● **Exercise A**: Pick out every row below that contains the word "MACCHINE", with case counting, and copy each one in full.

● **Text extract**:

○ ○ ○ ○

I just toss in 4-5 pest snails each week. They must feel it's a "plentiful and safe" place to breed..... lol.

Got a better pic of one of the babies today. This one has nice striping already! You can see one of the big pest snail shells it's parents already killed near it, lol.



Nah, they won't be pests! When/if they reach adult size (meaning if the parents don't assassinate them first) I will be selling or trading them into my local LFS. There's always something I need for the fish: carbon, nitrazorb, water conditioner.... credit will be nice.


----------



## joevw007 (Jul 6, 2011)

dibs on some =)


----------



## jbrown5217 (Nov 9, 2011)

that is awesome I love my snail and the fact that you get to see the whole mating process is awesome.


----------



## Kehy (Apr 19, 2011)

cuute!


----------



## holly12 (Apr 21, 2011)

Joe, if I'm allowed to ship over the boarder, then you can have some! XD (Not sure if I need a special license to send to the U.S....)


----------



## Bob-O (Jan 28, 2012)

I put four assassins in my tank a couple months ago. I started seeing eggs the first week, but finally spotted my first baby this morning. Great way to start the day. =)

If you're looking to breed them, I suggest a planted tank around 75F with plenty of snails to eat. I got them to take care of pond snails that came in on plants, now I collect trumpet snails from my friends tank so they have plenty of food (and the trumpets keep the sand moving). They will dig after snails in the substrate as someone mentioned before, and I've counted about 30 eggs on plants, rocks, wood, whatever.

○ ○ ○ ○

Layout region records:
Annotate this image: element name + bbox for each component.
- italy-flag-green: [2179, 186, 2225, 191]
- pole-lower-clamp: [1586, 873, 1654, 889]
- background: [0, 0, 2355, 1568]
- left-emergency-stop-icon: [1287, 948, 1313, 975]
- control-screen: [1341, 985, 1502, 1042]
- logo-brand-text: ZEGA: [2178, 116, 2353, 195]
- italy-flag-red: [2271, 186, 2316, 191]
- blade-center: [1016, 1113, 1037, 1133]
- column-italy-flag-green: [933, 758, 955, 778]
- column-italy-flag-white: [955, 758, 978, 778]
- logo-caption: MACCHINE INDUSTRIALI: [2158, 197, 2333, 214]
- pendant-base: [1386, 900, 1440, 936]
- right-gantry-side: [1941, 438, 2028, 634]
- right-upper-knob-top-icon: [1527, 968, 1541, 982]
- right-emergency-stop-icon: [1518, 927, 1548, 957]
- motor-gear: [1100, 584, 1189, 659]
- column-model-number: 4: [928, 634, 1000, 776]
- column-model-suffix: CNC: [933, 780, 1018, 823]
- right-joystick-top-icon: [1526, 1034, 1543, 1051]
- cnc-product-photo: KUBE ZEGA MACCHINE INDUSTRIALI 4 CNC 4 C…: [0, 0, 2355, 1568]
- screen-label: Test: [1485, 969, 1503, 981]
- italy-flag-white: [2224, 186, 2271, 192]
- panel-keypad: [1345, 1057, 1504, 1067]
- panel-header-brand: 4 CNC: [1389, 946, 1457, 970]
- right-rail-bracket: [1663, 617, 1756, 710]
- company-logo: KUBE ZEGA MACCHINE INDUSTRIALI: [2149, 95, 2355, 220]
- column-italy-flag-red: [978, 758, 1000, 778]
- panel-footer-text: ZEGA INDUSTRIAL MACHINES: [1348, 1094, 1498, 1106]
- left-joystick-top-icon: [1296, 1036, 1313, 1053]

○ ○ ○ ○

● **Exercise B**: In the snail thread, what temperature does Bob-O suggest for a planted tank when breeding the snails?

● **Problem solution A**:
- logo-caption: MACCHINE INDUSTRIALI: [2158, 197, 2333, 214]
- cnc-product-photo: KUBE ZEGA MACCHINE INDUSTRIALI 4 CNC 4 C…: [0, 0, 2355, 1568]
- company-logo: KUBE ZEGA MACCHINE INDUSTRIALI: [2149, 95, 2355, 220]

● **Problem solution B**: Around 75F.